Stored records

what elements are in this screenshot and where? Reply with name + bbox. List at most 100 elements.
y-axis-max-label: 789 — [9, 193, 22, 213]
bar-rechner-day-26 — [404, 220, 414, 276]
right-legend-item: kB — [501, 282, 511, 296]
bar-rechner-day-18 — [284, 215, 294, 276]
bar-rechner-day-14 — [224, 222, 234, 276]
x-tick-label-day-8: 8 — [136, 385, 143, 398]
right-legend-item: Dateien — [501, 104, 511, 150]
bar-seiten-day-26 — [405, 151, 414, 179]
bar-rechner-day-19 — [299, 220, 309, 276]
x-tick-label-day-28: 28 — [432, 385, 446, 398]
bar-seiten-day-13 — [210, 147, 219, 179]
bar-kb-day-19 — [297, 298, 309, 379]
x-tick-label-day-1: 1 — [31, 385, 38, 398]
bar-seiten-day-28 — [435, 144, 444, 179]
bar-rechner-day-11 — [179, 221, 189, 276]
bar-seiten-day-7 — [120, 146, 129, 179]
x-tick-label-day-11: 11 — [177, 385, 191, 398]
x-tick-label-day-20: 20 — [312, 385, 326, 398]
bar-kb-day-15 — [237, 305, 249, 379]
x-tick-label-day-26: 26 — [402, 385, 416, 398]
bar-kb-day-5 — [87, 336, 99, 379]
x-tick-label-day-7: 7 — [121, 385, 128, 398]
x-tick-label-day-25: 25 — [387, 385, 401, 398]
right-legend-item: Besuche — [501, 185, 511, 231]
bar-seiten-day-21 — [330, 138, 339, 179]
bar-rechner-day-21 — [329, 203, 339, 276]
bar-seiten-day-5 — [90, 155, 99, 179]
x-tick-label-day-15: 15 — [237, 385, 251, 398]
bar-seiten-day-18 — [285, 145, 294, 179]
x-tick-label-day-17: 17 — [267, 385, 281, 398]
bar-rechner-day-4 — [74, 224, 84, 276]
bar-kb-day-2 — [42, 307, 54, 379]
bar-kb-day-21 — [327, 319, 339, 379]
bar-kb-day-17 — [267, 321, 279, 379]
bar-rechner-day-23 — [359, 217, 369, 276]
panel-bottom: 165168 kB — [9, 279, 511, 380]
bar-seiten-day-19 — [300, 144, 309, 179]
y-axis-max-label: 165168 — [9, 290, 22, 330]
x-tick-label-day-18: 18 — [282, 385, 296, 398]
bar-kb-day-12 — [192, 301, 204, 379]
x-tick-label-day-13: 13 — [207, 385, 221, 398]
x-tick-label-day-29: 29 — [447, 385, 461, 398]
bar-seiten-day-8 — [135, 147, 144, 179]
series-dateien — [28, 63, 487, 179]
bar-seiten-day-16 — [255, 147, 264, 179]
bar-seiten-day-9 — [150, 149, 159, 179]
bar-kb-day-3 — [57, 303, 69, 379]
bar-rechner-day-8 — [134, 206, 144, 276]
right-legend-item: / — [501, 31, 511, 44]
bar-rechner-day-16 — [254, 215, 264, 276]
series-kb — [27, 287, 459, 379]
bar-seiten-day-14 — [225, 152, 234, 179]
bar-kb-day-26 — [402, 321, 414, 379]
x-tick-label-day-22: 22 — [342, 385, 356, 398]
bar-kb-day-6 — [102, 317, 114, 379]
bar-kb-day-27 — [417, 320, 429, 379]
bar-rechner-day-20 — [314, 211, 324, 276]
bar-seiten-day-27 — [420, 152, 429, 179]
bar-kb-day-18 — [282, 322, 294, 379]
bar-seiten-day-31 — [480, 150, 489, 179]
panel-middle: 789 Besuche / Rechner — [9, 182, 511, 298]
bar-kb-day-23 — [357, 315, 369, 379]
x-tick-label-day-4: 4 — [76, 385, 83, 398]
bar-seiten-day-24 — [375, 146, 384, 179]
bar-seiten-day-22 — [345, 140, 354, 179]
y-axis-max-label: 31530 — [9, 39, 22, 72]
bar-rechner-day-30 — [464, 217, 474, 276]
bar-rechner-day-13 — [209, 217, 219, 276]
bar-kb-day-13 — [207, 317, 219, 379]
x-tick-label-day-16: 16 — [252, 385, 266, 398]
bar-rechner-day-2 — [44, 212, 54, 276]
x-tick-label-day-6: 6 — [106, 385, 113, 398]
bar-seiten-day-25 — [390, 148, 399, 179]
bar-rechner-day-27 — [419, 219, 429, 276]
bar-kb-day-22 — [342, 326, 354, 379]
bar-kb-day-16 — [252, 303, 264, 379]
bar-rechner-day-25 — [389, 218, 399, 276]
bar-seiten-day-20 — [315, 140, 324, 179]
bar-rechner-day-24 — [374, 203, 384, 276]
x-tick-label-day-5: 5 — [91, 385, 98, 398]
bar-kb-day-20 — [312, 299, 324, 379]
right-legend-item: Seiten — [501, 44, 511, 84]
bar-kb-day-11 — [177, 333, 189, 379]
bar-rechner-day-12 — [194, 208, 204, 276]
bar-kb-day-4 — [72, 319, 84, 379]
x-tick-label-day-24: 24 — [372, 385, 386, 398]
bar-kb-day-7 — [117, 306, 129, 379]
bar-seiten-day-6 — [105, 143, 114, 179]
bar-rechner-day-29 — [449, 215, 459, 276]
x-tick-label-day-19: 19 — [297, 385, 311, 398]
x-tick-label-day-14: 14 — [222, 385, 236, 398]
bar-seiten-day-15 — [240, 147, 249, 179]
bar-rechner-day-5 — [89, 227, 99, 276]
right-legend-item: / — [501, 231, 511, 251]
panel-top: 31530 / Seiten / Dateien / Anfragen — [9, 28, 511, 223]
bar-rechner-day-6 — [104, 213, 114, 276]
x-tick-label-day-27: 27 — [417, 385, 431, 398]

### Problem requirements
Rewrite each line of the records above as a row in a Markdown table with the columns n and Line, where n is the row number and Line is the line itself, omitting any blank lines.

### Answer below
| n | Line |
|---|---|
| 1 | what elements are in this screenshot and where? Reply with name + bbox. List at most 100 elements. |
| 2 | y-axis-max-label: 789 — [9, 193, 22, 213] |
| 3 | bar-rechner-day-26 — [404, 220, 414, 276] |
| 4 | right-legend-item: kB — [501, 282, 511, 296] |
| 5 | bar-rechner-day-18 — [284, 215, 294, 276] |
| 6 | bar-rechner-day-14 — [224, 222, 234, 276] |
| 7 | x-tick-label-day-8: 8 — [136, 385, 143, 398] |
| 8 | right-legend-item: Dateien — [501, 104, 511, 150] |
| 9 | bar-seiten-day-26 — [405, 151, 414, 179] |
| 10 | bar-rechner-day-19 — [299, 220, 309, 276] |
| 11 | x-tick-label-day-28: 28 — [432, 385, 446, 398] |
| 12 | bar-seiten-day-13 — [210, 147, 219, 179] |
| 13 | bar-kb-day-19 — [297, 298, 309, 379] |
| 14 | x-tick-label-day-1: 1 — [31, 385, 38, 398] |
| 15 | bar-seiten-day-28 — [435, 144, 444, 179] |
| 16 | bar-rechner-day-11 — [179, 221, 189, 276] |
| 17 | bar-seiten-day-7 — [120, 146, 129, 179] |
| 18 | x-tick-label-day-11: 11 — [177, 385, 191, 398] |
| 19 | x-tick-label-day-20: 20 — [312, 385, 326, 398] |
| 20 | bar-kb-day-15 — [237, 305, 249, 379] |
| 21 | x-tick-label-day-26: 26 — [402, 385, 416, 398] |
| 22 | bar-kb-day-5 — [87, 336, 99, 379] |
| 23 | x-tick-label-day-7: 7 — [121, 385, 128, 398] |
| 24 | x-tick-label-day-25: 25 — [387, 385, 401, 398] |
| 25 | right-legend-item: Besuche — [501, 185, 511, 231] |
| 26 | bar-seiten-day-21 — [330, 138, 339, 179] |
| 27 | bar-rechner-day-21 — [329, 203, 339, 276] |
| 28 | bar-seiten-day-5 — [90, 155, 99, 179] |
| 29 | x-tick-label-day-15: 15 — [237, 385, 251, 398] |
| 30 | bar-seiten-day-18 — [285, 145, 294, 179] |
| 31 | x-tick-label-day-17: 17 — [267, 385, 281, 398] |
| 32 | bar-rechner-day-4 — [74, 224, 84, 276] |
| 33 | bar-kb-day-2 — [42, 307, 54, 379] |
| 34 | bar-kb-day-21 — [327, 319, 339, 379] |
| 35 | bar-kb-day-17 — [267, 321, 279, 379] |
| 36 | bar-rechner-day-23 — [359, 217, 369, 276] |
| 37 | panel-bottom: 165168 kB — [9, 279, 511, 380] |
| 38 | bar-seiten-day-19 — [300, 144, 309, 179] |
| 39 | y-axis-max-label: 165168 — [9, 290, 22, 330] |
| 40 | x-tick-label-day-18: 18 — [282, 385, 296, 398] |
| 41 | bar-kb-day-12 — [192, 301, 204, 379] |
| 42 | x-tick-label-day-13: 13 — [207, 385, 221, 398] |
| 43 | x-tick-label-day-29: 29 — [447, 385, 461, 398] |
| 44 | bar-seiten-day-8 — [135, 147, 144, 179] |
| 45 | series-dateien — [28, 63, 487, 179] |
| 46 | bar-seiten-day-16 — [255, 147, 264, 179] |
| 47 | bar-seiten-day-9 — [150, 149, 159, 179] |
| 48 | bar-kb-day-3 — [57, 303, 69, 379] |
| 49 | bar-rechner-day-8 — [134, 206, 144, 276] |
| 50 | right-legend-item: / — [501, 31, 511, 44] |
| 51 | bar-rechner-day-16 — [254, 215, 264, 276] |
| 52 | series-kb — [27, 287, 459, 379] |
| 53 | bar-seiten-day-14 — [225, 152, 234, 179] |
| 54 | bar-kb-day-26 — [402, 321, 414, 379] |
| 55 | x-tick-label-day-22: 22 — [342, 385, 356, 398] |
| 56 | bar-kb-day-6 — [102, 317, 114, 379] |
| 57 | bar-kb-day-27 — [417, 320, 429, 379] |
| 58 | bar-rechner-day-20 — [314, 211, 324, 276] |
| 59 | bar-seiten-day-27 — [420, 152, 429, 179] |
| 60 | bar-kb-day-18 — [282, 322, 294, 379] |
| 61 | bar-seiten-day-31 — [480, 150, 489, 179] |
| 62 | panel-middle: 789 Besuche / Rechner — [9, 182, 511, 298] |
| 63 | bar-kb-day-23 — [357, 315, 369, 379] |
| 64 | x-tick-label-day-4: 4 — [76, 385, 83, 398] |
| 65 | bar-seiten-day-24 — [375, 146, 384, 179] |
| 66 | bar-seiten-day-22 — [345, 140, 354, 179] |
| 67 | y-axis-max-label: 31530 — [9, 39, 22, 72] |
| 68 | bar-rechner-day-30 — [464, 217, 474, 276] |
| 69 | bar-rechner-day-13 — [209, 217, 219, 276] |
| 70 | bar-kb-day-13 — [207, 317, 219, 379] |
| 71 | x-tick-label-day-16: 16 — [252, 385, 266, 398] |
| 72 | bar-rechner-day-2 — [44, 212, 54, 276] |
| 73 | x-tick-label-day-6: 6 — [106, 385, 113, 398] |
| 74 | bar-seiten-day-25 — [390, 148, 399, 179] |
| 75 | bar-rechner-day-27 — [419, 219, 429, 276] |
| 76 | bar-kb-day-22 — [342, 326, 354, 379] |
| 77 | bar-kb-day-16 — [252, 303, 264, 379] |
| 78 | bar-rechner-day-25 — [389, 218, 399, 276] |
| 79 | bar-seiten-day-20 — [315, 140, 324, 179] |
| 80 | bar-rechner-day-24 — [374, 203, 384, 276] |
| 81 | x-tick-label-day-5: 5 — [91, 385, 98, 398] |
| 82 | bar-kb-day-20 — [312, 299, 324, 379] |
| 83 | right-legend-item: Seiten — [501, 44, 511, 84] |
| 84 | bar-kb-day-11 — [177, 333, 189, 379] |
| 85 | bar-rechner-day-12 — [194, 208, 204, 276] |
| 86 | bar-kb-day-4 — [72, 319, 84, 379] |
| 87 | x-tick-label-day-24: 24 — [372, 385, 386, 398] |
| 88 | bar-kb-day-7 — [117, 306, 129, 379] |
| 89 | bar-seiten-day-6 — [105, 143, 114, 179] |
| 90 | bar-rechner-day-29 — [449, 215, 459, 276] |
| 91 | x-tick-label-day-19: 19 — [297, 385, 311, 398] |
| 92 | x-tick-label-day-14: 14 — [222, 385, 236, 398] |
| 93 | bar-seiten-day-15 — [240, 147, 249, 179] |
| 94 | bar-rechner-day-5 — [89, 227, 99, 276] |
| 95 | right-legend-item: / — [501, 231, 511, 251] |
| 96 | panel-top: 31530 / Seiten / Dateien / Anfragen — [9, 28, 511, 223] |
| 97 | bar-rechner-day-6 — [104, 213, 114, 276] |
| 98 | x-tick-label-day-27: 27 — [417, 385, 431, 398] |